(The request)
Copy out every line of the records below word for word, leaving out the pictures.

(Information provided)

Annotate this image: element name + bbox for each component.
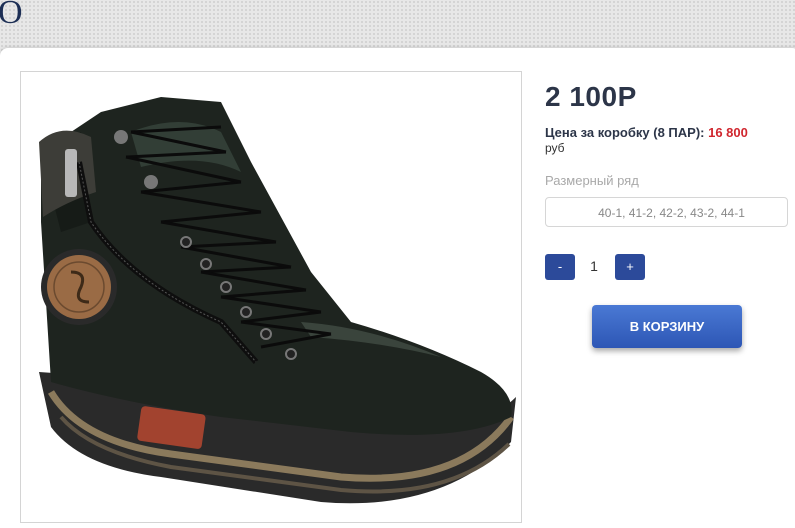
boot-icon xyxy=(39,97,516,504)
unit-price: 2 100Р xyxy=(545,81,637,112)
size-range-select[interactable]: 40-1, 41-2, 42-2, 43-2, 44-1 xyxy=(545,197,788,227)
box-price-label: Цена за коробку (8 ПАР): xyxy=(545,125,705,140)
quantity-decrease-button[interactable]: - xyxy=(545,254,575,280)
site-logo-fragment[interactable]: O xyxy=(0,0,23,32)
product-image[interactable] xyxy=(20,71,522,523)
size-range-label: Размерный ряд xyxy=(545,173,639,188)
box-price-value: 16 800 xyxy=(708,125,748,140)
add-to-cart-button[interactable]: В КОРЗИНУ xyxy=(592,305,742,348)
quantity-increase-button[interactable]: + xyxy=(615,254,645,280)
quantity-input[interactable]: 1 xyxy=(582,258,606,274)
box-price: Цена за коробку (8 ПАР): 16 800 xyxy=(545,125,748,140)
currency-label: руб xyxy=(545,141,565,155)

(Solution below)
Annotate this image: element name + bbox for each component.
boot-icon xyxy=(39,97,516,504)
unit-price: 2 100Р xyxy=(545,81,637,112)
size-range-select[interactable]: 40-1, 41-2, 42-2, 43-2, 44-1 xyxy=(545,197,788,227)
box-price-label: Цена за коробку (8 ПАР): xyxy=(545,125,705,140)
quantity-decrease-button[interactable]: - xyxy=(545,254,575,280)
site-logo-fragment[interactable]: O xyxy=(0,0,23,32)
product-image[interactable] xyxy=(20,71,522,523)
size-range-label: Размерный ряд xyxy=(545,173,639,188)
box-price-value: 16 800 xyxy=(708,125,748,140)
add-to-cart-button[interactable]: В КОРЗИНУ xyxy=(592,305,742,348)
quantity-increase-button[interactable]: + xyxy=(615,254,645,280)
quantity-input[interactable]: 1 xyxy=(582,258,606,274)
box-price: Цена за коробку (8 ПАР): 16 800 xyxy=(545,125,748,140)
currency-label: руб xyxy=(545,141,565,155)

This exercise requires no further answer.